## Start

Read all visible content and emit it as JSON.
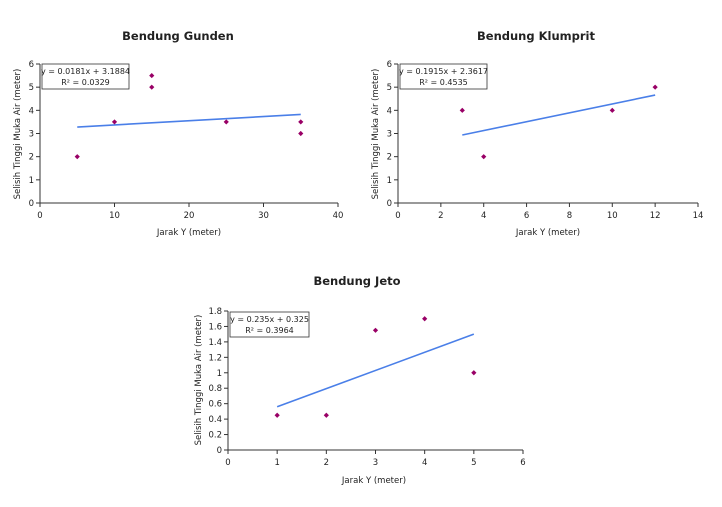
{
  "chart_data": [
    {
      "type": "scatter",
      "title": "Bendung Gunden",
      "xlabel": "Jarak Y (meter)",
      "ylabel": "Selisih Tinggi Muka Air (meter)",
      "xlim": [
        0,
        40
      ],
      "ylim": [
        0,
        6
      ],
      "xticks": [
        0,
        10,
        20,
        30,
        40
      ],
      "yticks": [
        0,
        1,
        2,
        3,
        4,
        5,
        6
      ],
      "points": [
        {
          "x": 5,
          "y": 2
        },
        {
          "x": 10,
          "y": 3.5
        },
        {
          "x": 15,
          "y": 5.5
        },
        {
          "x": 15,
          "y": 5
        },
        {
          "x": 25,
          "y": 3.5
        },
        {
          "x": 35,
          "y": 3.5
        },
        {
          "x": 35,
          "y": 3
        }
      ],
      "trendline": {
        "slope": 0.0181,
        "intercept": 3.1884,
        "x_range": [
          5,
          35
        ]
      },
      "equation_text": "y = 0.0181x + 3.1884",
      "r2_text": "R² = 0.0329",
      "point_color": "#990066",
      "line_color": "#4a7fe8",
      "grid": false
    },
    {
      "type": "scatter",
      "title": "Bendung Klumprit",
      "xlabel": "Jarak Y (meter)",
      "ylabel": "Selisih Tinggi Muka Air (meter)",
      "xlim": [
        0,
        14
      ],
      "ylim": [
        0,
        6
      ],
      "xticks": [
        0,
        2,
        4,
        6,
        8,
        10,
        12,
        14
      ],
      "yticks": [
        0,
        1,
        2,
        3,
        4,
        5,
        6
      ],
      "points": [
        {
          "x": 3,
          "y": 4
        },
        {
          "x": 4,
          "y": 2
        },
        {
          "x": 10,
          "y": 4
        },
        {
          "x": 12,
          "y": 5
        }
      ],
      "trendline": {
        "slope": 0.1915,
        "intercept": 2.3617,
        "x_range": [
          3,
          12
        ]
      },
      "equation_text": "y = 0.1915x + 2.3617",
      "r2_text": "R² = 0.4535",
      "point_color": "#990066",
      "line_color": "#4a7fe8",
      "grid": false
    },
    {
      "type": "scatter",
      "title": "Bendung Jeto",
      "xlabel": "Jarak Y (meter)",
      "ylabel": "Selisih Tinggi Muka Air (meter)",
      "xlim": [
        0,
        6
      ],
      "ylim": [
        0,
        1.8
      ],
      "xticks": [
        0,
        1,
        2,
        3,
        4,
        5,
        6
      ],
      "yticks": [
        0,
        0.2,
        0.4,
        0.6,
        0.8,
        1,
        1.2,
        1.4,
        1.6,
        1.8
      ],
      "points": [
        {
          "x": 1,
          "y": 0.45
        },
        {
          "x": 2,
          "y": 0.45
        },
        {
          "x": 3,
          "y": 1.55
        },
        {
          "x": 4,
          "y": 1.7
        },
        {
          "x": 5,
          "y": 1
        }
      ],
      "trendline": {
        "slope": 0.235,
        "intercept": 0.325,
        "x_range": [
          1,
          5
        ]
      },
      "equation_text": "y = 0.235x + 0.325",
      "r2_text": "R² = 0.3964",
      "point_color": "#990066",
      "line_color": "#4a7fe8",
      "grid": false
    }
  ]
}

## End

**Given request:**
Print the full listing exactly, dropping the pictures.

**Solution for this task:**
Read all visible content and emit it as JSON.
{
  "chart_data": [
    {
      "type": "scatter",
      "title": "Bendung Gunden",
      "xlabel": "Jarak Y (meter)",
      "ylabel": "Selisih Tinggi Muka Air (meter)",
      "xlim": [
        0,
        40
      ],
      "ylim": [
        0,
        6
      ],
      "xticks": [
        0,
        10,
        20,
        30,
        40
      ],
      "yticks": [
        0,
        1,
        2,
        3,
        4,
        5,
        6
      ],
      "points": [
        {
          "x": 5,
          "y": 2
        },
        {
          "x": 10,
          "y": 3.5
        },
        {
          "x": 15,
          "y": 5.5
        },
        {
          "x": 15,
          "y": 5
        },
        {
          "x": 25,
          "y": 3.5
        },
        {
          "x": 35,
          "y": 3.5
        },
        {
          "x": 35,
          "y": 3
        }
      ],
      "trendline": {
        "slope": 0.0181,
        "intercept": 3.1884,
        "x_range": [
          5,
          35
        ]
      },
      "equation_text": "y = 0.0181x + 3.1884",
      "r2_text": "R² = 0.0329",
      "point_color": "#990066",
      "line_color": "#4a7fe8",
      "grid": false
    },
    {
      "type": "scatter",
      "title": "Bendung Klumprit",
      "xlabel": "Jarak Y (meter)",
      "ylabel": "Selisih Tinggi Muka Air (meter)",
      "xlim": [
        0,
        14
      ],
      "ylim": [
        0,
        6
      ],
      "xticks": [
        0,
        2,
        4,
        6,
        8,
        10,
        12,
        14
      ],
      "yticks": [
        0,
        1,
        2,
        3,
        4,
        5,
        6
      ],
      "points": [
        {
          "x": 3,
          "y": 4
        },
        {
          "x": 4,
          "y": 2
        },
        {
          "x": 10,
          "y": 4
        },
        {
          "x": 12,
          "y": 5
        }
      ],
      "trendline": {
        "slope": 0.1915,
        "intercept": 2.3617,
        "x_range": [
          3,
          12
        ]
      },
      "equation_text": "y = 0.1915x + 2.3617",
      "r2_text": "R² = 0.4535",
      "point_color": "#990066",
      "line_color": "#4a7fe8",
      "grid": false
    },
    {
      "type": "scatter",
      "title": "Bendung Jeto",
      "xlabel": "Jarak Y (meter)",
      "ylabel": "Selisih Tinggi Muka Air (meter)",
      "xlim": [
        0,
        6
      ],
      "ylim": [
        0,
        1.8
      ],
      "xticks": [
        0,
        1,
        2,
        3,
        4,
        5,
        6
      ],
      "yticks": [
        0,
        0.2,
        0.4,
        0.6,
        0.8,
        1,
        1.2,
        1.4,
        1.6,
        1.8
      ],
      "points": [
        {
          "x": 1,
          "y": 0.45
        },
        {
          "x": 2,
          "y": 0.45
        },
        {
          "x": 3,
          "y": 1.55
        },
        {
          "x": 4,
          "y": 1.7
        },
        {
          "x": 5,
          "y": 1
        }
      ],
      "trendline": {
        "slope": 0.235,
        "intercept": 0.325,
        "x_range": [
          1,
          5
        ]
      },
      "equation_text": "y = 0.235x + 0.325",
      "r2_text": "R² = 0.3964",
      "point_color": "#990066",
      "line_color": "#4a7fe8",
      "grid": false
    }
  ]
}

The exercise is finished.